* [Work instructions]: Can you write out all of the material below, word for word?

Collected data
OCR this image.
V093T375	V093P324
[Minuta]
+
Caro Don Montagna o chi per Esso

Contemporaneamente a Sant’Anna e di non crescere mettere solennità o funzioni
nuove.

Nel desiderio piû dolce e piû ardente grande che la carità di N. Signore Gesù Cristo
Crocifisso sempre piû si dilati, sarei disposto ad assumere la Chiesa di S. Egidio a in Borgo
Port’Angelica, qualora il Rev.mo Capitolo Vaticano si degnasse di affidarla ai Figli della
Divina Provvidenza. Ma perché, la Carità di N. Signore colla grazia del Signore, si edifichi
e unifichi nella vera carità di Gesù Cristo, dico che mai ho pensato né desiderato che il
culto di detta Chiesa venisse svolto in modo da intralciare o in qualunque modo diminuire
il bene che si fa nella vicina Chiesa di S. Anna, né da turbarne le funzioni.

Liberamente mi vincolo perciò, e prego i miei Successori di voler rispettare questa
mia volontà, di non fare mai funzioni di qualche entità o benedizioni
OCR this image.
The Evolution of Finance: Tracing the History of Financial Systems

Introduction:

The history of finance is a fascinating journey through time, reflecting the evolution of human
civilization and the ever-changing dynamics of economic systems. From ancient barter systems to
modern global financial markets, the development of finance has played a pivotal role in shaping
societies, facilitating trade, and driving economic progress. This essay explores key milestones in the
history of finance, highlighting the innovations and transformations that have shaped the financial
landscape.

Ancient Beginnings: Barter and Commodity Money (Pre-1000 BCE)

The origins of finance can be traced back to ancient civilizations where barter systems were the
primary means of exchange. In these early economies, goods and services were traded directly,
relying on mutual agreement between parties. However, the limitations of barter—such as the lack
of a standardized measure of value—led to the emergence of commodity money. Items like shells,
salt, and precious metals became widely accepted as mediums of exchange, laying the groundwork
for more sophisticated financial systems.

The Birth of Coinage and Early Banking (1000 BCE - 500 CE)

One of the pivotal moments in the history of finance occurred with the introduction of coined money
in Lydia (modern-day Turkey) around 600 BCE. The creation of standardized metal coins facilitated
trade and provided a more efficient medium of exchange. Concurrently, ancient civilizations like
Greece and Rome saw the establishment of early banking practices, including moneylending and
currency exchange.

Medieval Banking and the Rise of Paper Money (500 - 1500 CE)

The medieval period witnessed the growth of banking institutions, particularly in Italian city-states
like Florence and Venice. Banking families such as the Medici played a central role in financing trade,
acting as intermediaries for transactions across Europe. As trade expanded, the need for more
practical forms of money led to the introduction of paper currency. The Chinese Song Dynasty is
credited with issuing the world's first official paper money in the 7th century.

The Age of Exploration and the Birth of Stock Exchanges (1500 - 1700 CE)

* [Correct result]:
OCR this image.
V093T375	V093P324
[Minuta]
+
Caro Don Montagna o chi per Esso

Contemporaneamente a Sant’Anna e di non crescere mettere solennità o funzioni
nuove.

Nel desiderio piû dolce e piû ardente grande che la carità di N. Signore Gesù Cristo
Crocifisso sempre piû si dilati, sarei disposto ad assumere la Chiesa di S. Egidio a in Borgo
Port’Angelica, qualora il Rev.mo Capitolo Vaticano si degnasse di affidarla ai Figli della
Divina Provvidenza. Ma perché, la Carità di N. Signore colla grazia del Signore, si edifichi
e unifichi nella vera carità di Gesù Cristo, dico che mai ho pensato né desiderato che il
culto di detta Chiesa venisse svolto in modo da intralciare o in qualunque modo diminuire
il bene che si fa nella vicina Chiesa di S. Anna, né da turbarne le funzioni.

Liberamente mi vincolo perciò, e prego i miei Successori di voler rispettare questa
mia volontà, di non fare mai funzioni di qualche entità o benedizioni
OCR this image.
The Evolution of Finance: Tracing the History of Financial Systems

Introduction:

The history of finance is a fascinating journey through time, reflecting the evolution of human
civilization and the ever-changing dynamics of economic systems. From ancient barter systems to
modern global financial markets, the development of finance has played a pivotal role in shaping
societies, facilitating trade, and driving economic progress. This essay explores key milestones in the
history of finance, highlighting the innovations and transformations that have shaped the financial
landscape.

Ancient Beginnings: Barter and Commodity Money (Pre-1000 BCE)

The origins of finance can be traced back to ancient civilizations where barter systems were the
primary means of exchange. In these early economies, goods and services were traded directly,
relying on mutual agreement between parties. However, the limitations of barter—such as the lack
of a standardized measure of value—led to the emergence of commodity money. Items like shells,
salt, and precious metals became widely accepted as mediums of exchange, laying the groundwork
for more sophisticated financial systems.

The Birth of Coinage and Early Banking (1000 BCE - 500 CE)

One of the pivotal moments in the history of finance occurred with the introduction of coined money
in Lydia (modern-day Turkey) around 600 BCE. The creation of standardized metal coins facilitated
trade and provided a more efficient medium of exchange. Concurrently, ancient civilizations like
Greece and Rome saw the establishment of early banking practices, including moneylending and
currency exchange.

Medieval Banking and the Rise of Paper Money (500 - 1500 CE)

The medieval period witnessed the growth of banking institutions, particularly in Italian city-states
like Florence and Venice. Banking families such as the Medici played a central role in financing trade,
acting as intermediaries for transactions across Europe. As trade expanded, the need for more
practical forms of money led to the introduction of paper currency. The Chinese Song Dynasty is
credited with issuing the world's first official paper money in the 7th century.

The Age of Exploration and the Birth of Stock Exchanges (1500 - 1700 CE)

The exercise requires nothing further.